- **MATERIALS PROVIDED**:
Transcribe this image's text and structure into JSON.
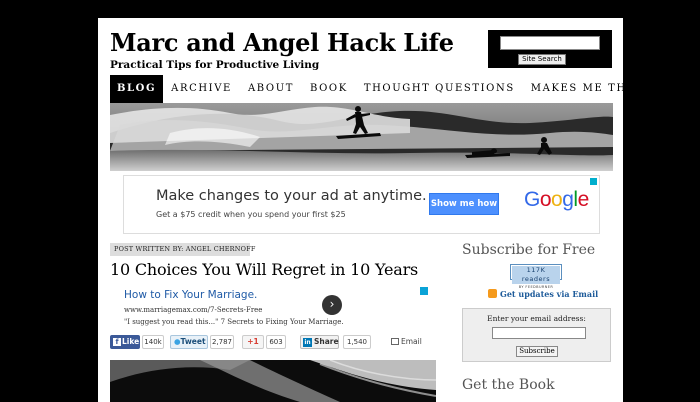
{
  "header": {
    "title": "Marc and Angel Hack Life",
    "tagline": "Practical Tips for Productive Living"
  },
  "search": {
    "placeholder": "",
    "button_label": "Site Search"
  },
  "nav": {
    "items": [
      {
        "label": "BLOG"
      },
      {
        "label": "ARCHIVE"
      },
      {
        "label": "ABOUT"
      },
      {
        "label": "BOOK"
      },
      {
        "label": "THOUGHT QUESTIONS"
      },
      {
        "label": "MAKES ME THINK"
      }
    ],
    "active_index": 0
  },
  "ad_banner": {
    "headline": "Make changes to your ad at anytime.",
    "subline": "Get a $75 credit when you spend your first $25",
    "button_label": "Show me how",
    "brand": "Google",
    "brand_colors": [
      "#3369e8",
      "#d50f25",
      "#eeb211",
      "#3369e8",
      "#009925",
      "#d50f25"
    ]
  },
  "post": {
    "author_line": "POST WRITTEN BY: ANGEL CHERNOFF",
    "title": "10 Choices You Will Regret in 10 Years"
  },
  "text_ad": {
    "title": "How to Fix Your Marriage.",
    "url": "www.marriagemax.com/7-Secrets-Free",
    "description": "\"I suggest you read this...\" 7 Secrets to Fixing Your Marriage."
  },
  "share": {
    "facebook_label": "Like",
    "facebook_count": "140k",
    "twitter_label": "Tweet",
    "twitter_count": "2,787",
    "gplus_label": "+1",
    "gplus_count": "603",
    "linkedin_label": "Share",
    "linkedin_count": "1,540",
    "email_label": "Email"
  },
  "sidebar": {
    "subscribe_title": "Subscribe for Free",
    "feedburner_count": "117K readers",
    "feedburner_by": "BY FEEDBURNER",
    "email_updates_label": "Get updates via Email",
    "email_prompt": "Enter your email address:",
    "subscribe_button": "Subscribe",
    "book_title": "Get the Book"
  },
  "colors": {
    "accent_blue": "#1e5b9a",
    "facebook": "#3b5998",
    "ad_button": "#4d90fe"
  }
}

- **GIVEN EXERCISE**: Omit each picture, then return all of the listing exactly as it stands.

- **SOLUTION TO THE PROBLEM**:
Transcribe this image's text and structure into JSON.
{
  "header": {
    "title": "Marc and Angel Hack Life",
    "tagline": "Practical Tips for Productive Living"
  },
  "search": {
    "placeholder": "",
    "button_label": "Site Search"
  },
  "nav": {
    "items": [
      {
        "label": "BLOG"
      },
      {
        "label": "ARCHIVE"
      },
      {
        "label": "ABOUT"
      },
      {
        "label": "BOOK"
      },
      {
        "label": "THOUGHT QUESTIONS"
      },
      {
        "label": "MAKES ME THINK"
      }
    ],
    "active_index": 0
  },
  "ad_banner": {
    "headline": "Make changes to your ad at anytime.",
    "subline": "Get a $75 credit when you spend your first $25",
    "button_label": "Show me how",
    "brand": "Google",
    "brand_colors": [
      "#3369e8",
      "#d50f25",
      "#eeb211",
      "#3369e8",
      "#009925",
      "#d50f25"
    ]
  },
  "post": {
    "author_line": "POST WRITTEN BY: ANGEL CHERNOFF",
    "title": "10 Choices You Will Regret in 10 Years"
  },
  "text_ad": {
    "title": "How to Fix Your Marriage.",
    "url": "www.marriagemax.com/7-Secrets-Free",
    "description": "\"I suggest you read this...\" 7 Secrets to Fixing Your Marriage."
  },
  "share": {
    "facebook_label": "Like",
    "facebook_count": "140k",
    "twitter_label": "Tweet",
    "twitter_count": "2,787",
    "gplus_label": "+1",
    "gplus_count": "603",
    "linkedin_label": "Share",
    "linkedin_count": "1,540",
    "email_label": "Email"
  },
  "sidebar": {
    "subscribe_title": "Subscribe for Free",
    "feedburner_count": "117K readers",
    "feedburner_by": "BY FEEDBURNER",
    "email_updates_label": "Get updates via Email",
    "email_prompt": "Enter your email address:",
    "subscribe_button": "Subscribe",
    "book_title": "Get the Book"
  },
  "colors": {
    "accent_blue": "#1e5b9a",
    "facebook": "#3b5998",
    "ad_button": "#4d90fe"
  }
}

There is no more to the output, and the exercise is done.